### Your objective:
State the number of lines below in which the word "name" appears. Nothing else belongs in the answer.

######

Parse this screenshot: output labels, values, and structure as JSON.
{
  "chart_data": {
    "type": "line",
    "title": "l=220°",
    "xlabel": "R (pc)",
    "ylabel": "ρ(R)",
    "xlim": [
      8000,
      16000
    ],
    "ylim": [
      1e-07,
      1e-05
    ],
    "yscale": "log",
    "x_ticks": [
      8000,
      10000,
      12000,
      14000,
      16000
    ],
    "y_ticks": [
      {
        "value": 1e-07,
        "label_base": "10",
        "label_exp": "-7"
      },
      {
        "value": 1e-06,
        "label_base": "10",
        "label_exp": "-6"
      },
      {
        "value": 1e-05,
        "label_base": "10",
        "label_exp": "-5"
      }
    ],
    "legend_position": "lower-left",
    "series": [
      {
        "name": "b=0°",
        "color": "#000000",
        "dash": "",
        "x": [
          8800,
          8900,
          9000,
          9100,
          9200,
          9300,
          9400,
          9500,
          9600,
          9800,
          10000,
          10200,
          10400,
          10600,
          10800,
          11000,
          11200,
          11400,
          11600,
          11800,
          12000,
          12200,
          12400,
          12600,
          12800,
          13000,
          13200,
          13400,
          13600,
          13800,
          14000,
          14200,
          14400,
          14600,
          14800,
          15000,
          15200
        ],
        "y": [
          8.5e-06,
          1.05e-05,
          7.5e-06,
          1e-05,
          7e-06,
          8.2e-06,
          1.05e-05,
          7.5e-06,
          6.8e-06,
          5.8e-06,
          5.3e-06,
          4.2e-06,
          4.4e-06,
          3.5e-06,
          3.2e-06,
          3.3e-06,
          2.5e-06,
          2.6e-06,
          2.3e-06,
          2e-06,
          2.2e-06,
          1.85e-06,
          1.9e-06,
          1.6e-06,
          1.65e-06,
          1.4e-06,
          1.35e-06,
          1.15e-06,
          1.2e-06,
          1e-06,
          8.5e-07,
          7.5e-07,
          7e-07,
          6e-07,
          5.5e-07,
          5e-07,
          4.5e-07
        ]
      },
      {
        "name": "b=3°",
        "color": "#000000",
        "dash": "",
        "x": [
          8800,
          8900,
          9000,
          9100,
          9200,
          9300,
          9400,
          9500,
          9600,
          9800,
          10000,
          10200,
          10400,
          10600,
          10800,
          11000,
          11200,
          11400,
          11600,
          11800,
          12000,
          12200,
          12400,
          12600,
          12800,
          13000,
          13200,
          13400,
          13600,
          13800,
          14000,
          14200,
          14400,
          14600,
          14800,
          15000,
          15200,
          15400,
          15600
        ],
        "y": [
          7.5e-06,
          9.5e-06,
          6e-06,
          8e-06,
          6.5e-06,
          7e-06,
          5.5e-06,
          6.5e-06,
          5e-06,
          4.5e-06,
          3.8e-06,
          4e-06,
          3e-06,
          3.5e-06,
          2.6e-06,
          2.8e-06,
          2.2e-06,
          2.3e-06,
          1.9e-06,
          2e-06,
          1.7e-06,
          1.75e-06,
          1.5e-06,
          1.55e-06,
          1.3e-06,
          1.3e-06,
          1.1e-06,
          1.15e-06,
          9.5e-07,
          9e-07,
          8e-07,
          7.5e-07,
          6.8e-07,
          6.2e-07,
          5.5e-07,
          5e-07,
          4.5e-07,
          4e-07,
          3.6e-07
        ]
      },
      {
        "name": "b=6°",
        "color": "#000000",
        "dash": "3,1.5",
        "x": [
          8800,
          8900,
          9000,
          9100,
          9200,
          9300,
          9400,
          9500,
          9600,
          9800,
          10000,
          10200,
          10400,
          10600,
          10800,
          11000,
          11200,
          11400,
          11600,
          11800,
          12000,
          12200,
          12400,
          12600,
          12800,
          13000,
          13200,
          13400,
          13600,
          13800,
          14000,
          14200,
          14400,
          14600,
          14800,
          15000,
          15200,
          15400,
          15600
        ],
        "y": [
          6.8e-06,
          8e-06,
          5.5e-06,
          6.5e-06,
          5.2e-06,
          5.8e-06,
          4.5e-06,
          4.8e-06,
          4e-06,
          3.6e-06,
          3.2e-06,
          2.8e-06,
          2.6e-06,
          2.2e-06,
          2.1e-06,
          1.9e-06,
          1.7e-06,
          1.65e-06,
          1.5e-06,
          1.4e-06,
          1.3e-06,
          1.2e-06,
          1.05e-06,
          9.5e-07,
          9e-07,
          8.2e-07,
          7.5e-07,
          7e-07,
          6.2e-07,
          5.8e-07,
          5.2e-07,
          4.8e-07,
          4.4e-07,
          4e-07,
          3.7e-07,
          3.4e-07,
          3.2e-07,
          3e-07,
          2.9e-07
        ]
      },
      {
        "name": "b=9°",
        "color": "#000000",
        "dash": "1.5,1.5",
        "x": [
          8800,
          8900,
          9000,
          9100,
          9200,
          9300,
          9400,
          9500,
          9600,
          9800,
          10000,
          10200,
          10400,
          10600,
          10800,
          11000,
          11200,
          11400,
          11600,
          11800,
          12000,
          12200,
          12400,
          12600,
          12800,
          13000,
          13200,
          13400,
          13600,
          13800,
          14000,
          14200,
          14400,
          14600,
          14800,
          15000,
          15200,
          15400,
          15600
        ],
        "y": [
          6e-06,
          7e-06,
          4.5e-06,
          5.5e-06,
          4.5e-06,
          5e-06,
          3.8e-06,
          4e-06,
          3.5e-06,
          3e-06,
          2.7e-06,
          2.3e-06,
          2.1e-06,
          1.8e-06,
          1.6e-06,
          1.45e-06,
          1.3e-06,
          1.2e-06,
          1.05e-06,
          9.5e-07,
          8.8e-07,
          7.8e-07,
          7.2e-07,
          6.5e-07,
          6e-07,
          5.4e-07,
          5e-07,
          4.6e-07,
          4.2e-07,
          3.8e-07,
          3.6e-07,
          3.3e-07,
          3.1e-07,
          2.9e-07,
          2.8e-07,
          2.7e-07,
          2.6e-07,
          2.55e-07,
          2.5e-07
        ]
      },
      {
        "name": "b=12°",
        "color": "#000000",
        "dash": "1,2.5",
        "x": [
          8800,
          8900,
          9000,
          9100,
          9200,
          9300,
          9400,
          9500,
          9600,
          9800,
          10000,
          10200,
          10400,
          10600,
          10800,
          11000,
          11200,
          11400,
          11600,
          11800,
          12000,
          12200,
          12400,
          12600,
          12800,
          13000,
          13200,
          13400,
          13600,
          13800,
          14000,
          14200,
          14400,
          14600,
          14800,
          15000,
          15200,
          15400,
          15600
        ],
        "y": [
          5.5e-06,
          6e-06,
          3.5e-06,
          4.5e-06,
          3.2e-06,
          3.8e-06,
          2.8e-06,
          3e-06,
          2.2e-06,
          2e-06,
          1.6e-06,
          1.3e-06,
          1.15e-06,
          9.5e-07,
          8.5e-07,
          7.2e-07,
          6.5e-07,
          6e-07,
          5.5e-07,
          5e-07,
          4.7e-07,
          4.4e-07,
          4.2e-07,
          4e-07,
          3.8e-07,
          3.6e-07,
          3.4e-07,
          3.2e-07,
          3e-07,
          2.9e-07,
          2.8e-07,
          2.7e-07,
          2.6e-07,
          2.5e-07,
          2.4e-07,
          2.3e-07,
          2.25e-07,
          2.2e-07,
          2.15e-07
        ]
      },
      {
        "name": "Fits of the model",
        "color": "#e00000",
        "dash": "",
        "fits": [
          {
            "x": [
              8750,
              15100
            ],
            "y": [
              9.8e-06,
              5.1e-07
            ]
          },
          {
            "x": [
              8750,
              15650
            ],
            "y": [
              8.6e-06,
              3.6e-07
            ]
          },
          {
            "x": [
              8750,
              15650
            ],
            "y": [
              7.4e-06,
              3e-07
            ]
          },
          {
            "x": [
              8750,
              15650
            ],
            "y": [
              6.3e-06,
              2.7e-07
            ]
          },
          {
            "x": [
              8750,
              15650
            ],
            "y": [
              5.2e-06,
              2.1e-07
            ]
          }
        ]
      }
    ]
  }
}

######

### Task result:
6